* DO THIS *
Pull out every line of the listing below where "infrastruktury" appears.

+++ DATA RECORDS +++

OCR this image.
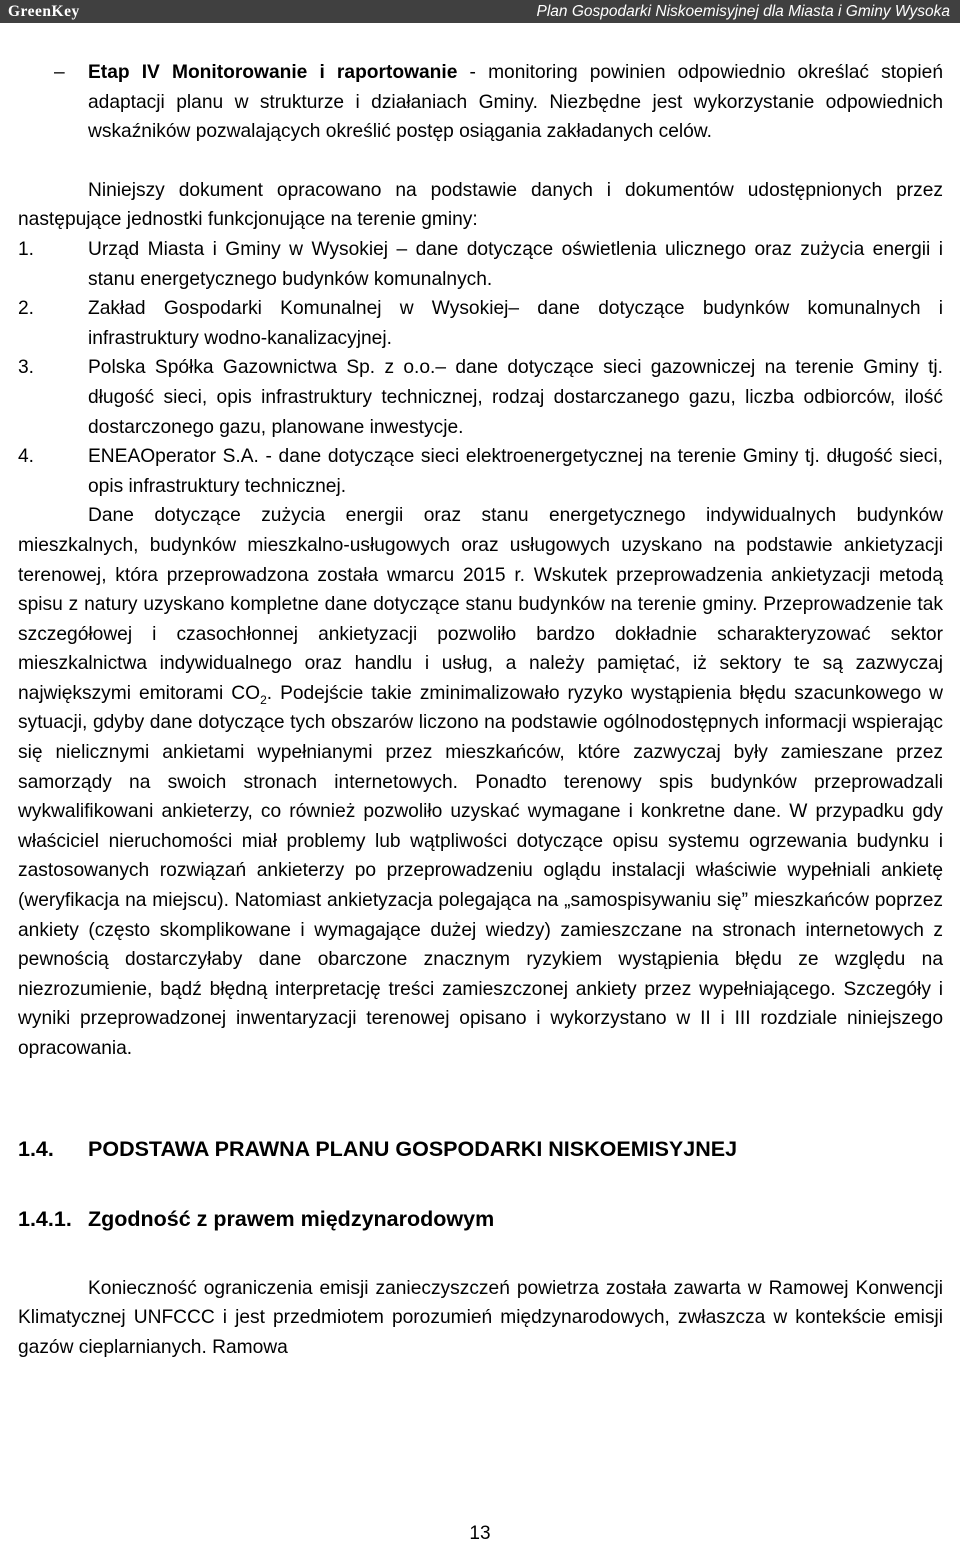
GreenKey	Plan Gospodarki Niskoemisyjnej dla Miasta i Gminy Wysoka
– Etap IV Monitorowanie i raportowanie - monitoring powinien odpowiednio określać stopień adaptacji planu w strukturze i działaniach Gminy. Niezbędne jest wykorzystanie odpowiednich wskaźników pozwalających określić postęp osiągania zakładanych celów.

Niniejszy dokument opracowano na podstawie danych i dokumentów udostępnionych przez następujące jednostki funkcjonujące na terenie gminy:

1.	Urząd Miasta i Gminy w Wysokiej – dane dotyczące oświetlenia ulicznego oraz zużycia energii i stanu energetycznego budynków komunalnych.
2.	Zakład Gospodarki Komunalnej w Wysokiej– dane dotyczące budynków komunalnych i infrastruktury wodno-kanalizacyjnej.
3.	Polska Spółka Gazownictwa Sp. z o.o.– dane dotyczące sieci gazowniczej na terenie Gminy tj. długość sieci, opis infrastruktury technicznej, rodzaj dostarczanego gazu, liczba odbiorców, ilość dostarczonego gazu, planowane inwestycje.
4.	ENEAOperator S.A. - dane dotyczące sieci elektroenergetycznej na terenie Gminy tj. długość sieci, opis infrastruktury technicznej.

Dane dotyczące zużycia energii oraz stanu energetycznego indywidualnych budynków mieszkalnych, budynków mieszkalno-usługowych oraz usługowych uzyskano na podstawie ankietyzacji terenowej, która przeprowadzona została wmarcu 2015 r. Wskutek przeprowadzenia ankietyzacji metodą spisu z natury uzyskano kompletne dane dotyczące stanu budynków na terenie gminy. Przeprowadzenie tak szczegółowej i czasochłonnej ankietyzacji pozwoliło bardzo dokładnie scharakteryzować sektor mieszkalnictwa indywidualnego oraz handlu i usług, a należy pamiętać, iż sektory te są zazwyczaj największymi emitorami $CO_2$. Podejście takie zminimalizowało ryzyko wystąpienia błędu szacunkowego w sytuacji, gdyby dane dotyczące tych obszarów liczono na podstawie ogólnodostępnych informacji wspierając się nielicznymi ankietami wypełnianymi przez mieszkańców, które zazwyczaj były zamieszane przez samorządy na swoich stronach internetowych. Ponadto terenowy spis budynków przeprowadzali wykwalifikowani ankieterzy, co również pozwoliło uzyskać wymagane i konkretne dane. W przypadku gdy właściciel nieruchomości miał problemy lub wątpliwości dotyczące opisu systemu ogrzewania budynku i zastosowanych rozwiązań ankieterzy po przeprowadzeniu oglądu instalacji właściwie wypełniali ankietę (weryfikacja na miejscu). Natomiast ankietyzacja polegająca na „samospisywaniu się” mieszkańców poprzez ankiety (często skomplikowane i wymagające dużej wiedzy) zamieszczane na stronach internetowych z pewnością dostarczyłaby dane obarczone znacznym ryzykiem wystąpienia błędu ze względu na niezrozumienie, bądź błędną interpretację treści zamieszczonej ankiety przez wypełniającego. Szczegóły i wyniki przeprowadzonej inwentaryzacji terenowej opisano i wykorzystano w II i III rozdziale niniejszego opracowania.

1.4. PODSTAWA PRAWNA PLANU GOSPODARKI NISKOEMISYJNEJ
1.4.1. Zgodność z prawem międzynarodowym

Konieczność ograniczenia emisji zanieczyszczeń powietrza została zawarta w Ramowej Konwencji Klimatycznej UNFCCC i jest przedmiotem porozumień międzynarodowych, zwłaszcza w kontekście emisji gazów cieplarnianych. Ramowa

13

+++

* SOLUTION TO THIS PROBLEM *
2.	Zakład Gospodarki Komunalnej w Wysokiej– dane dotyczące budynków komunalnych i infrastruktury wodno-kanalizacyjnej.
3.	Polska Spółka Gazownictwa Sp. z o.o.– dane dotyczące sieci gazowniczej na terenie Gminy tj. długość sieci, opis infrastruktury technicznej, rodzaj dostarczanego gazu, liczba odbiorców, ilość dostarczonego gazu, planowane inwestycje.
4.	ENEAOperator S.A. - dane dotyczące sieci elektroenergetycznej na terenie Gminy tj. długość sieci, opis infrastruktury technicznej.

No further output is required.